__Exercise__:
Pull each line holding the word "JSON" from the data.

BEGIN Records provided

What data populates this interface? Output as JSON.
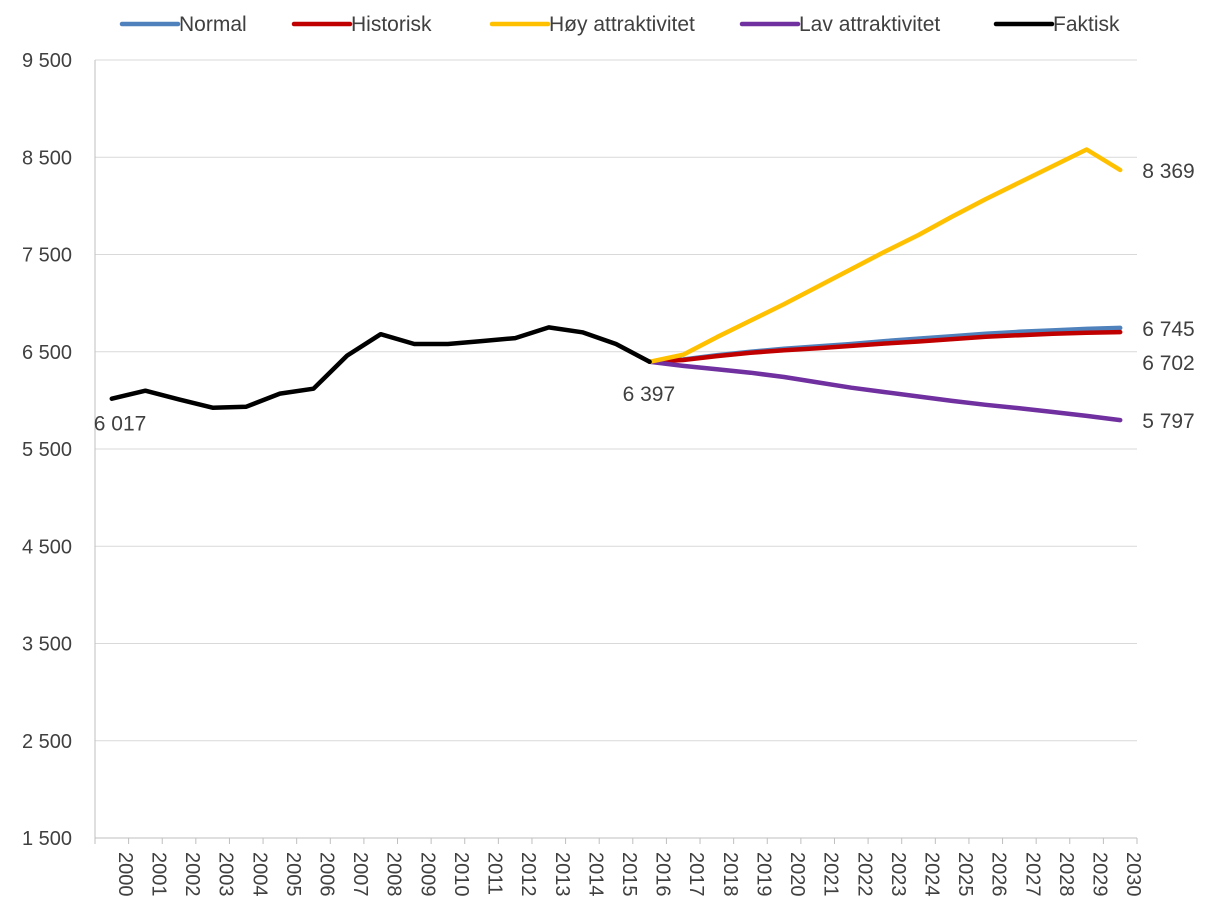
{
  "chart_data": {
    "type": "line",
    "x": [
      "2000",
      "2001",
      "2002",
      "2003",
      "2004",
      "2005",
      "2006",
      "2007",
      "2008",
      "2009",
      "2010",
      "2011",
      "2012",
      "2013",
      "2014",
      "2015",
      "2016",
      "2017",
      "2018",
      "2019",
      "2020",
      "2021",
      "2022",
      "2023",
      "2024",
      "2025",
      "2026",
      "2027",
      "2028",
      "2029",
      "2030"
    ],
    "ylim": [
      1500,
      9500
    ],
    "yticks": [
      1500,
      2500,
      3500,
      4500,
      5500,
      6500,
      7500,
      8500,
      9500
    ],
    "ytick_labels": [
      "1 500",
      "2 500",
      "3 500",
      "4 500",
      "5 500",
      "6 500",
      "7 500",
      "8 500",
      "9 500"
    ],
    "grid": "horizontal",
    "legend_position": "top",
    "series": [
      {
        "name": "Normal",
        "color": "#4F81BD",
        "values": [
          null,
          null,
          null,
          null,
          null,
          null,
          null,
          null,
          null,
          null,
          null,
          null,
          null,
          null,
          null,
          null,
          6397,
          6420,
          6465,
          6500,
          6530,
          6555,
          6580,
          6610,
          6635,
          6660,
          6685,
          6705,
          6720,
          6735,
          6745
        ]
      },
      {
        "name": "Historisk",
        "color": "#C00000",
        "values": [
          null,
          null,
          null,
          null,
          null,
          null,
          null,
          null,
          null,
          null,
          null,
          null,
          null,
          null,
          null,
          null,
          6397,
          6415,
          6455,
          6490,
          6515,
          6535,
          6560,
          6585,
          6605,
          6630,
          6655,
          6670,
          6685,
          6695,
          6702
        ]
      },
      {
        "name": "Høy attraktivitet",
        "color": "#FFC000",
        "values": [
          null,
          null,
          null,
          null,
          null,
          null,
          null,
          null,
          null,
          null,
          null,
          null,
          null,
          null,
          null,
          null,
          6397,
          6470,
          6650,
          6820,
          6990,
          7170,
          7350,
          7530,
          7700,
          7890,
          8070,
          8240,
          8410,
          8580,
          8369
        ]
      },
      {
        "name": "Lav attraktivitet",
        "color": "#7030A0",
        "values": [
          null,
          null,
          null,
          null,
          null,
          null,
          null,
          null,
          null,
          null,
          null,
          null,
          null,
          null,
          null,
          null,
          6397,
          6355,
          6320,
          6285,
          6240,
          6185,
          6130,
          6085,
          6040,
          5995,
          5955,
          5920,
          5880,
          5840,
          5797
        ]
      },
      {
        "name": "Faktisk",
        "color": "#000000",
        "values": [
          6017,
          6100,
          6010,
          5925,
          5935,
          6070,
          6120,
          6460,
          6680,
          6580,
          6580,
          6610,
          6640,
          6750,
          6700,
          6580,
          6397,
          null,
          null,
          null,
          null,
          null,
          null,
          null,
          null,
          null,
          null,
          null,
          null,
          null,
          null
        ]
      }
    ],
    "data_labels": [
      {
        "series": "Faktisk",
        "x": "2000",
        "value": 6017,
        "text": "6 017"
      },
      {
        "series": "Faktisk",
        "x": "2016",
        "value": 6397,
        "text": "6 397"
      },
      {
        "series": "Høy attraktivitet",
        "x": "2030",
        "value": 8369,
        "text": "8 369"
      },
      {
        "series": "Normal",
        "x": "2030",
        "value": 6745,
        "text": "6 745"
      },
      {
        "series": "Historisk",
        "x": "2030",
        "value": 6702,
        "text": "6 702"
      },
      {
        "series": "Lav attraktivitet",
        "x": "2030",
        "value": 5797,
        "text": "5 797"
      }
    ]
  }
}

END Records provided
BEGIN Records provided

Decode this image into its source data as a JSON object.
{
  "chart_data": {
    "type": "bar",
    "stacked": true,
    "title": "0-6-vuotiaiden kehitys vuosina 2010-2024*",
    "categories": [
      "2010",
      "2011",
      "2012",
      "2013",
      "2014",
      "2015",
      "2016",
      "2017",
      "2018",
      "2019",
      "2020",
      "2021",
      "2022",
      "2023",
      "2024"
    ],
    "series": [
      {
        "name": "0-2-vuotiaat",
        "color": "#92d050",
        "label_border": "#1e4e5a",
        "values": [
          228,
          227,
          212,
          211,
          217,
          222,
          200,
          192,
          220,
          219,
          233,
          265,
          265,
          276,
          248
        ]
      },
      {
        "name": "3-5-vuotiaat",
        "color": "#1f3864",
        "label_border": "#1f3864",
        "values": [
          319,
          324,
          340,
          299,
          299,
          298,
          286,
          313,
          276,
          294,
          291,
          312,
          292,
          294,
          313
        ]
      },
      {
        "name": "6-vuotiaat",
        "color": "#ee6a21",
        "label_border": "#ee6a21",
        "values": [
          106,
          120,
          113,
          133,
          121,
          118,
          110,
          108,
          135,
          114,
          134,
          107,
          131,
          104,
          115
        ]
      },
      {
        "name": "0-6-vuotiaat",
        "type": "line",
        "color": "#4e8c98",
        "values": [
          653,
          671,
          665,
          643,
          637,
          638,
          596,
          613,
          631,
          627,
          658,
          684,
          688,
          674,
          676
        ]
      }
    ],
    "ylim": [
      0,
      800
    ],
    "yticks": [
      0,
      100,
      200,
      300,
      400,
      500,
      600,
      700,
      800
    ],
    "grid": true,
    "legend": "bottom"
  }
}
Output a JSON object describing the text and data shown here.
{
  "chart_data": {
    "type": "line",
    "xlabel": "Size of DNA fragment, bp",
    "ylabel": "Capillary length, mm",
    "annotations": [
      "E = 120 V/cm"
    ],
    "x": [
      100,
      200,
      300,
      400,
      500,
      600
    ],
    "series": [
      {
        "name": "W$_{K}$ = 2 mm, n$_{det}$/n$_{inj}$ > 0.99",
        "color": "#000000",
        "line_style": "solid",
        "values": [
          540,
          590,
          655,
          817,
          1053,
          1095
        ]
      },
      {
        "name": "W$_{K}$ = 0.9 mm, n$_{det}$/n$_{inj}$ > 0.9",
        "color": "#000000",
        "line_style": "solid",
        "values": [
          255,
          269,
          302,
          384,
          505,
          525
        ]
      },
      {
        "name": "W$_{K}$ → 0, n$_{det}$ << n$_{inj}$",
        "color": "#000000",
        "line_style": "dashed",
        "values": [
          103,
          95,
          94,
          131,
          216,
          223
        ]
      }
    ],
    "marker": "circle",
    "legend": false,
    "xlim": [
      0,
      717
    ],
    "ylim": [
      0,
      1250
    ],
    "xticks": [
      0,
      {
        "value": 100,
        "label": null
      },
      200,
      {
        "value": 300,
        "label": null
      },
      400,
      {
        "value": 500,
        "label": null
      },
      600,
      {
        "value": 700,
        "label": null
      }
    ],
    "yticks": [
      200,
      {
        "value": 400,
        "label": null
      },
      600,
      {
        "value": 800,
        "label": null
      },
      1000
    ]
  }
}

END Records provided
BEGIN Records provided

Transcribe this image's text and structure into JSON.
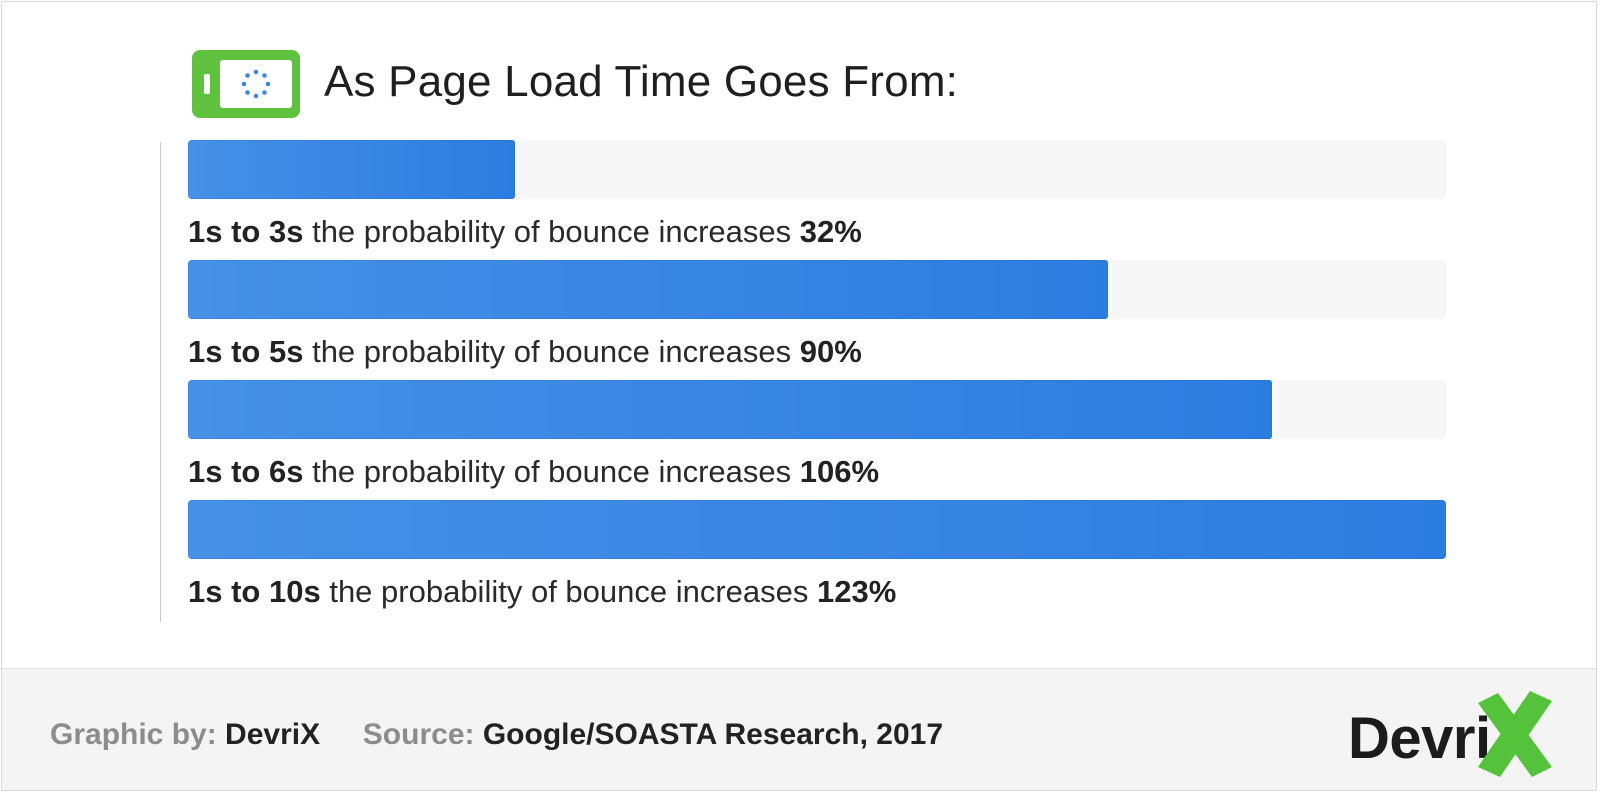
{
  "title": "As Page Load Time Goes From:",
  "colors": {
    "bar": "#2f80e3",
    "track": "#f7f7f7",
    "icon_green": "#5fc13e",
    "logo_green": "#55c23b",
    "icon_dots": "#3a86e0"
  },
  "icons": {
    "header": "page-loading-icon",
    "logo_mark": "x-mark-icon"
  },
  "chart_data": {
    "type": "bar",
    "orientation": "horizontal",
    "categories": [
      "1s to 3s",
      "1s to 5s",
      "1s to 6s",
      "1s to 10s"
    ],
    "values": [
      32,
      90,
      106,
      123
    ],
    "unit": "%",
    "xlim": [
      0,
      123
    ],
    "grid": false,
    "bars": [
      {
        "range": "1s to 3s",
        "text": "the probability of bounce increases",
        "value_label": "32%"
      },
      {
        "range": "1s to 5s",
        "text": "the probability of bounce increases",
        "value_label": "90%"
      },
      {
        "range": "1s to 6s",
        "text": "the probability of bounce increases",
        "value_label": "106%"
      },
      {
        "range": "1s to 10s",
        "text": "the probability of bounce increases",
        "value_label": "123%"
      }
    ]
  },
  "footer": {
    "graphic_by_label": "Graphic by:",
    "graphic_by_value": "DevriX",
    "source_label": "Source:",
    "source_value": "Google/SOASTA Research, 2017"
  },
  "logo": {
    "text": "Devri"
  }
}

END Records provided

__Task answer__:
What data populates this interface? Output as JSON.
Decode this image into its source data as a JSON object.
Output a JSON object describing the text and data shown here.
Transcribe this image's text and structure into JSON.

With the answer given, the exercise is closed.